[Source records]
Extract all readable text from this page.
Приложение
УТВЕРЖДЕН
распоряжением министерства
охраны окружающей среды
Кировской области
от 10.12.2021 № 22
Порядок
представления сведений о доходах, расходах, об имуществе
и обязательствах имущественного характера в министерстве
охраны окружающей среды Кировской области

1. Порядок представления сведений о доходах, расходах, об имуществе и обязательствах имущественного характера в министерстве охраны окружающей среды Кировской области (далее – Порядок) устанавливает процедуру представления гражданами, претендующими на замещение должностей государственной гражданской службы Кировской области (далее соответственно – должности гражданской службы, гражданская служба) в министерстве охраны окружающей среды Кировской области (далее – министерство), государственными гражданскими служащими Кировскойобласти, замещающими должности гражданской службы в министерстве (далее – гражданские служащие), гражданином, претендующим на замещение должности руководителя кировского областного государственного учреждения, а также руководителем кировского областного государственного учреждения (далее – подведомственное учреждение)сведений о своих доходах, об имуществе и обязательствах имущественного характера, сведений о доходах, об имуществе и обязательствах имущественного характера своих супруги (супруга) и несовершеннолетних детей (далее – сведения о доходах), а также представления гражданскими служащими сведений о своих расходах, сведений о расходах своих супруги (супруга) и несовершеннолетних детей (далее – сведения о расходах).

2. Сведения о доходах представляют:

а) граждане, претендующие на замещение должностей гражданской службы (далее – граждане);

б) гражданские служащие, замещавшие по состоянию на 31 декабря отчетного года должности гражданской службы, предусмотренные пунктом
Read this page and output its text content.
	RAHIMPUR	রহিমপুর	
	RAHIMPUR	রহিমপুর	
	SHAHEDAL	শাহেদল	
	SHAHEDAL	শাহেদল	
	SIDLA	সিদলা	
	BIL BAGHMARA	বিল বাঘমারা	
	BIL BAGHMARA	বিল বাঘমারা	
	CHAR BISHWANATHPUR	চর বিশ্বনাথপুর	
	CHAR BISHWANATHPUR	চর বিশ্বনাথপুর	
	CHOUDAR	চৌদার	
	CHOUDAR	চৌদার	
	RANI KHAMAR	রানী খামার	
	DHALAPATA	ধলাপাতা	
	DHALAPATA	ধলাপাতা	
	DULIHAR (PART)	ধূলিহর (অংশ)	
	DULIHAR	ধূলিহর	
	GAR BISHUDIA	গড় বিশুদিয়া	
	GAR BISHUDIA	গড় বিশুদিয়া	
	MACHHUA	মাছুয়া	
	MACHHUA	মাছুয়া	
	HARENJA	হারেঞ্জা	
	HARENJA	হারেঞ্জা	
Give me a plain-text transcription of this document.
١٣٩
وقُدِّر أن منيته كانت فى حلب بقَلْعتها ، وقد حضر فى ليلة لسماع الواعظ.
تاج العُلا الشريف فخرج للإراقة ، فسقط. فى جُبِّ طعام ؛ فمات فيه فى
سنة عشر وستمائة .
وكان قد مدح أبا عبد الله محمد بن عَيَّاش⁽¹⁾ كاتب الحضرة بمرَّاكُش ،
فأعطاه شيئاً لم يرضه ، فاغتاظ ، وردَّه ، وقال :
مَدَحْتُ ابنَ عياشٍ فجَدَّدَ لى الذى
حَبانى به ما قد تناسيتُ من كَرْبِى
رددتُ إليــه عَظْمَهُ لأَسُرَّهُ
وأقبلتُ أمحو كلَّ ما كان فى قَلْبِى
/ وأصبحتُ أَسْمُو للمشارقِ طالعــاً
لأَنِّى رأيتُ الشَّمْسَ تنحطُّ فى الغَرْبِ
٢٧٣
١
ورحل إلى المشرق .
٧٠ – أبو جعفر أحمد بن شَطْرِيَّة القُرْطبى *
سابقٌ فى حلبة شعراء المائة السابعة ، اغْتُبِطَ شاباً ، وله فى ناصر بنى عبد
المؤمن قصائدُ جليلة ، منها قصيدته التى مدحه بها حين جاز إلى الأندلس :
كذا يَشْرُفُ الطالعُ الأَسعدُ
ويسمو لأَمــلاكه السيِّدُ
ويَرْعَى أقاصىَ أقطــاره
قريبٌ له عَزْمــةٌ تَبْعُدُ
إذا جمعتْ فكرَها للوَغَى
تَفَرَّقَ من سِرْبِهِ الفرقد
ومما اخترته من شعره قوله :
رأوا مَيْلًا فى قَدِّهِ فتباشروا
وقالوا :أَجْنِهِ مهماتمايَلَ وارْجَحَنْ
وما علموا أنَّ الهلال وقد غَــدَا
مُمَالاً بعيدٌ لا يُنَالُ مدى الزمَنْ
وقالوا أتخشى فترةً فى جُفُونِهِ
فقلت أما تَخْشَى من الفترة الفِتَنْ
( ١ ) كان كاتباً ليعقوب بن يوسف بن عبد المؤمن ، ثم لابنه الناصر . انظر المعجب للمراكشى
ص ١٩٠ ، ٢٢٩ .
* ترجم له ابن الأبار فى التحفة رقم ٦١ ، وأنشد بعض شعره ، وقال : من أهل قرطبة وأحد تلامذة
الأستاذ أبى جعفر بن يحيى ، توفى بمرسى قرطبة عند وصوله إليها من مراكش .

» **TASK DIRECTIONS**:
Return the lines beginning at the one that contains "Give me a plain-text" and continuing through the last line of the data, exactly as they stand and without any others.

» **SOLVED PROBLEM**:
Give me a plain-text transcription of this document.
١٣٩
وقُدِّر أن منيته كانت فى حلب بقَلْعتها ، وقد حضر فى ليلة لسماع الواعظ.
تاج العُلا الشريف فخرج للإراقة ، فسقط. فى جُبِّ طعام ؛ فمات فيه فى
سنة عشر وستمائة .
وكان قد مدح أبا عبد الله محمد بن عَيَّاش⁽¹⁾ كاتب الحضرة بمرَّاكُش ،
فأعطاه شيئاً لم يرضه ، فاغتاظ ، وردَّه ، وقال :
مَدَحْتُ ابنَ عياشٍ فجَدَّدَ لى الذى
حَبانى به ما قد تناسيتُ من كَرْبِى
رددتُ إليــه عَظْمَهُ لأَسُرَّهُ
وأقبلتُ أمحو كلَّ ما كان فى قَلْبِى
/ وأصبحتُ أَسْمُو للمشارقِ طالعــاً
لأَنِّى رأيتُ الشَّمْسَ تنحطُّ فى الغَرْبِ
٢٧٣
١
ورحل إلى المشرق .
٧٠ – أبو جعفر أحمد بن شَطْرِيَّة القُرْطبى *
سابقٌ فى حلبة شعراء المائة السابعة ، اغْتُبِطَ شاباً ، وله فى ناصر بنى عبد
المؤمن قصائدُ جليلة ، منها قصيدته التى مدحه بها حين جاز إلى الأندلس :
كذا يَشْرُفُ الطالعُ الأَسعدُ
ويسمو لأَمــلاكه السيِّدُ
ويَرْعَى أقاصىَ أقطــاره
قريبٌ له عَزْمــةٌ تَبْعُدُ
إذا جمعتْ فكرَها للوَغَى
تَفَرَّقَ من سِرْبِهِ الفرقد
ومما اخترته من شعره قوله :
رأوا مَيْلًا فى قَدِّهِ فتباشروا
وقالوا :أَجْنِهِ مهماتمايَلَ وارْجَحَنْ
وما علموا أنَّ الهلال وقد غَــدَا
مُمَالاً بعيدٌ لا يُنَالُ مدى الزمَنْ
وقالوا أتخشى فترةً فى جُفُونِهِ
فقلت أما تَخْشَى من الفترة الفِتَنْ
( ١ ) كان كاتباً ليعقوب بن يوسف بن عبد المؤمن ، ثم لابنه الناصر . انظر المعجب للمراكشى
ص ١٩٠ ، ٢٢٩ .
* ترجم له ابن الأبار فى التحفة رقم ٦١ ، وأنشد بعض شعره ، وقال : من أهل قرطبة وأحد تلامذة
الأستاذ أبى جعفر بن يحيى ، توفى بمرسى قرطبة عند وصوله إليها من مراكش .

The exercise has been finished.